_Records about charts and figures_
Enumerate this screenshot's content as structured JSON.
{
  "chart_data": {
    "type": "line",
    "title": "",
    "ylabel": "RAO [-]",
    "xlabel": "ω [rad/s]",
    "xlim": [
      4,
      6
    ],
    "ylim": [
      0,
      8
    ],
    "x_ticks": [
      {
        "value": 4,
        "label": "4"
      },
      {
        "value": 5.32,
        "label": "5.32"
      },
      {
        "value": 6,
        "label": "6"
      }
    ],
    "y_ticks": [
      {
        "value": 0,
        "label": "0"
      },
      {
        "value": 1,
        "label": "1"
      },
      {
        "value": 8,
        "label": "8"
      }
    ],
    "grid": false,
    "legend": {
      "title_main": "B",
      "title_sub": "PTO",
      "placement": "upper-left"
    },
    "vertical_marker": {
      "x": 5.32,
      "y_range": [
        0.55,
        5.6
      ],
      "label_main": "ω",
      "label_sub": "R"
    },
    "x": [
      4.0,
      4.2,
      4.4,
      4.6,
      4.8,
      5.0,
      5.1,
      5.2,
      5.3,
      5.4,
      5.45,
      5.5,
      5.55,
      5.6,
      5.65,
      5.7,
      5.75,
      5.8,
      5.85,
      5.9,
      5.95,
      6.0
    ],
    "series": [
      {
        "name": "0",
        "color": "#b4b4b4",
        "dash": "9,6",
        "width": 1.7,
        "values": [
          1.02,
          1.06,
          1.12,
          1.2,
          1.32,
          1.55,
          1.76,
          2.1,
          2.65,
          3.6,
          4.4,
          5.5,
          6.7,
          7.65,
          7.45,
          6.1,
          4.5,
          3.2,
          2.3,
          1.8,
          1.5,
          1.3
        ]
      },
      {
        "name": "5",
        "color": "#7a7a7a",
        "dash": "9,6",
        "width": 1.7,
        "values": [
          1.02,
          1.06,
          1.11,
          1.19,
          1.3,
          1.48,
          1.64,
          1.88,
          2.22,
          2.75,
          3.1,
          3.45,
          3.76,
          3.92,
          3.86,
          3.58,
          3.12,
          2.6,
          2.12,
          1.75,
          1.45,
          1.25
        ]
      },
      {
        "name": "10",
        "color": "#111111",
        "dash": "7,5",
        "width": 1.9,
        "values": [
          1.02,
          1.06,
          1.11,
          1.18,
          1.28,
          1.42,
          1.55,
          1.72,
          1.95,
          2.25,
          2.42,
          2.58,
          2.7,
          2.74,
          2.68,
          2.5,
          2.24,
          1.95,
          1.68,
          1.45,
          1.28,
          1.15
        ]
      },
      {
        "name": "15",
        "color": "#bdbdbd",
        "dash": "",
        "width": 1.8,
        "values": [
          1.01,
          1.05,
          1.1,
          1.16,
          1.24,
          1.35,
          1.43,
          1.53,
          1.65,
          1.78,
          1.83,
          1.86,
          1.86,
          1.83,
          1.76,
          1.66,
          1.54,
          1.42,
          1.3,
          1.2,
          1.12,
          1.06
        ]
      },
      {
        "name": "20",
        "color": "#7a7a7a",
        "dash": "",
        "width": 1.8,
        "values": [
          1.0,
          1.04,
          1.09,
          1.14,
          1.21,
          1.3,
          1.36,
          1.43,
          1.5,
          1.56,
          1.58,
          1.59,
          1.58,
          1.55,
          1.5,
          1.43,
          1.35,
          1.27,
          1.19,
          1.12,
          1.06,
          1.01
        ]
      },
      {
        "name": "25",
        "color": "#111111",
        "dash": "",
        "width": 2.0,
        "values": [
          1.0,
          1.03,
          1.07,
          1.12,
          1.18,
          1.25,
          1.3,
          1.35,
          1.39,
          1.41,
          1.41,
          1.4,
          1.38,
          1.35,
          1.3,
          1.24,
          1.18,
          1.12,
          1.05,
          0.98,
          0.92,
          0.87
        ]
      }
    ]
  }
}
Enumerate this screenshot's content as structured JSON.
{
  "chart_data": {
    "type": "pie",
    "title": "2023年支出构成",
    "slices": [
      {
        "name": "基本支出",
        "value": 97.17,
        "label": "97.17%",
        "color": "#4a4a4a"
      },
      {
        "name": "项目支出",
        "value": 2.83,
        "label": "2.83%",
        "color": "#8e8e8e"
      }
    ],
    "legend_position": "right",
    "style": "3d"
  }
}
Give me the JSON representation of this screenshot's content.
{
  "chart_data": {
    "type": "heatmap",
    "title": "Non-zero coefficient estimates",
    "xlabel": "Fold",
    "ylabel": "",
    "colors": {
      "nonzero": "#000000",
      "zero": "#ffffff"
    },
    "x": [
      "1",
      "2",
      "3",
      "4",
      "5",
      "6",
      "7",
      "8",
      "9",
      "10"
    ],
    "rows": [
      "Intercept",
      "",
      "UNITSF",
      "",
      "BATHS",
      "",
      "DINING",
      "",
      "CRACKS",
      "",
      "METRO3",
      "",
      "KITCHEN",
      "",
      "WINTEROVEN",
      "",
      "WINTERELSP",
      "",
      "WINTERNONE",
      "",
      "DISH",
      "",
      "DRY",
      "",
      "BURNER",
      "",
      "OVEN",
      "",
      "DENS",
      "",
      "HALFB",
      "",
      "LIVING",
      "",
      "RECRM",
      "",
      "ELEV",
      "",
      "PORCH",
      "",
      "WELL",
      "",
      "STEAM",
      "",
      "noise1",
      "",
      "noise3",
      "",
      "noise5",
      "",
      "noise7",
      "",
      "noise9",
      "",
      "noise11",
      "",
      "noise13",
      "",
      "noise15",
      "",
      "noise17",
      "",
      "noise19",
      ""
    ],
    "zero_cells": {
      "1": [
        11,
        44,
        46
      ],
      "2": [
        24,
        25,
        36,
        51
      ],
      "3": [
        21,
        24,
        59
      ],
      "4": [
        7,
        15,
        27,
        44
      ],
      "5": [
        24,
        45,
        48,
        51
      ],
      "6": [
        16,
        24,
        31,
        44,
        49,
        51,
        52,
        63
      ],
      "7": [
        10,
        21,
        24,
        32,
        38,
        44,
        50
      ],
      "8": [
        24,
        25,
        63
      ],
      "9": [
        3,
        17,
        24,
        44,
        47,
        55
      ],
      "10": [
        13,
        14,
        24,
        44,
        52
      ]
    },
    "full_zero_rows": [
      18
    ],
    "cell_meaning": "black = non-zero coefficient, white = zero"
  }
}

_Objective_
Return the entries above exactly, each one complete.

_Problem solution_
Enumerate this screenshot's content as structured JSON.
{
  "chart_data": {
    "type": "line",
    "title": "",
    "ylabel": "RAO [-]",
    "xlabel": "ω [rad/s]",
    "xlim": [
      4,
      6
    ],
    "ylim": [
      0,
      8
    ],
    "x_ticks": [
      {
        "value": 4,
        "label": "4"
      },
      {
        "value": 5.32,
        "label": "5.32"
      },
      {
        "value": 6,
        "label": "6"
      }
    ],
    "y_ticks": [
      {
        "value": 0,
        "label": "0"
      },
      {
        "value": 1,
        "label": "1"
      },
      {
        "value": 8,
        "label": "8"
      }
    ],
    "grid": false,
    "legend": {
      "title_main": "B",
      "title_sub": "PTO",
      "placement": "upper-left"
    },
    "vertical_marker": {
      "x": 5.32,
      "y_range": [
        0.55,
        5.6
      ],
      "label_main": "ω",
      "label_sub": "R"
    },
    "x": [
      4.0,
      4.2,
      4.4,
      4.6,
      4.8,
      5.0,
      5.1,
      5.2,
      5.3,
      5.4,
      5.45,
      5.5,
      5.55,
      5.6,
      5.65,
      5.7,
      5.75,
      5.8,
      5.85,
      5.9,
      5.95,
      6.0
    ],
    "series": [
      {
        "name": "0",
        "color": "#b4b4b4",
        "dash": "9,6",
        "width": 1.7,
        "values": [
          1.02,
          1.06,
          1.12,
          1.2,
          1.32,
          1.55,
          1.76,
          2.1,
          2.65,
          3.6,
          4.4,
          5.5,
          6.7,
          7.65,
          7.45,
          6.1,
          4.5,
          3.2,
          2.3,
          1.8,
          1.5,
          1.3
        ]
      },
      {
        "name": "5",
        "color": "#7a7a7a",
        "dash": "9,6",
        "width": 1.7,
        "values": [
          1.02,
          1.06,
          1.11,
          1.19,
          1.3,
          1.48,
          1.64,
          1.88,
          2.22,
          2.75,
          3.1,
          3.45,
          3.76,
          3.92,
          3.86,
          3.58,
          3.12,
          2.6,
          2.12,
          1.75,
          1.45,
          1.25
        ]
      },
      {
        "name": "10",
        "color": "#111111",
        "dash": "7,5",
        "width": 1.9,
        "values": [
          1.02,
          1.06,
          1.11,
          1.18,
          1.28,
          1.42,
          1.55,
          1.72,
          1.95,
          2.25,
          2.42,
          2.58,
          2.7,
          2.74,
          2.68,
          2.5,
          2.24,
          1.95,
          1.68,
          1.45,
          1.28,
          1.15
        ]
      },
      {
        "name": "15",
        "color": "#bdbdbd",
        "dash": "",
        "width": 1.8,
        "values": [
          1.01,
          1.05,
          1.1,
          1.16,
          1.24,
          1.35,
          1.43,
          1.53,
          1.65,
          1.78,
          1.83,
          1.86,
          1.86,
          1.83,
          1.76,
          1.66,
          1.54,
          1.42,
          1.3,
          1.2,
          1.12,
          1.06
        ]
      },
      {
        "name": "20",
        "color": "#7a7a7a",
        "dash": "",
        "width": 1.8,
        "values": [
          1.0,
          1.04,
          1.09,
          1.14,
          1.21,
          1.3,
          1.36,
          1.43,
          1.5,
          1.56,
          1.58,
          1.59,
          1.58,
          1.55,
          1.5,
          1.43,
          1.35,
          1.27,
          1.19,
          1.12,
          1.06,
          1.01
        ]
      },
      {
        "name": "25",
        "color": "#111111",
        "dash": "",
        "width": 2.0,
        "values": [
          1.0,
          1.03,
          1.07,
          1.12,
          1.18,
          1.25,
          1.3,
          1.35,
          1.39,
          1.41,
          1.41,
          1.4,
          1.38,
          1.35,
          1.3,
          1.24,
          1.18,
          1.12,
          1.05,
          0.98,
          0.92,
          0.87
        ]
      }
    ]
  }
}
Enumerate this screenshot's content as structured JSON.
{
  "chart_data": {
    "type": "pie",
    "title": "2023年支出构成",
    "slices": [
      {
        "name": "基本支出",
        "value": 97.17,
        "label": "97.17%",
        "color": "#4a4a4a"
      },
      {
        "name": "项目支出",
        "value": 2.83,
        "label": "2.83%",
        "color": "#8e8e8e"
      }
    ],
    "legend_position": "right",
    "style": "3d"
  }
}
Give me the JSON representation of this screenshot's content.
{
  "chart_data": {
    "type": "heatmap",
    "title": "Non-zero coefficient estimates",
    "xlabel": "Fold",
    "ylabel": "",
    "colors": {
      "nonzero": "#000000",
      "zero": "#ffffff"
    },
    "x": [
      "1",
      "2",
      "3",
      "4",
      "5",
      "6",
      "7",
      "8",
      "9",
      "10"
    ],
    "rows": [
      "Intercept",
      "",
      "UNITSF",
      "",
      "BATHS",
      "",
      "DINING",
      "",
      "CRACKS",
      "",
      "METRO3",
      "",
      "KITCHEN",
      "",
      "WINTEROVEN",
      "",
      "WINTERELSP",
      "",
      "WINTERNONE",
      "",
      "DISH",
      "",
      "DRY",
      "",
      "BURNER",
      "",
      "OVEN",
      "",
      "DENS",
      "",
      "HALFB",
      "",
      "LIVING",
      "",
      "RECRM",
      "",
      "ELEV",
      "",
      "PORCH",
      "",
      "WELL",
      "",
      "STEAM",
      "",
      "noise1",
      "",
      "noise3",
      "",
      "noise5",
      "",
      "noise7",
      "",
      "noise9",
      "",
      "noise11",
      "",
      "noise13",
      "",
      "noise15",
      "",
      "noise17",
      "",
      "noise19",
      ""
    ],
    "zero_cells": {
      "1": [
        11,
        44,
        46
      ],
      "2": [
        24,
        25,
        36,
        51
      ],
      "3": [
        21,
        24,
        59
      ],
      "4": [
        7,
        15,
        27,
        44
      ],
      "5": [
        24,
        45,
        48,
        51
      ],
      "6": [
        16,
        24,
        31,
        44,
        49,
        51,
        52,
        63
      ],
      "7": [
        10,
        21,
        24,
        32,
        38,
        44,
        50
      ],
      "8": [
        24,
        25,
        63
      ],
      "9": [
        3,
        17,
        24,
        44,
        47,
        55
      ],
      "10": [
        13,
        14,
        24,
        44,
        52
      ]
    },
    "full_zero_rows": [
      18
    ],
    "cell_meaning": "black = non-zero coefficient, white = zero"
  }
}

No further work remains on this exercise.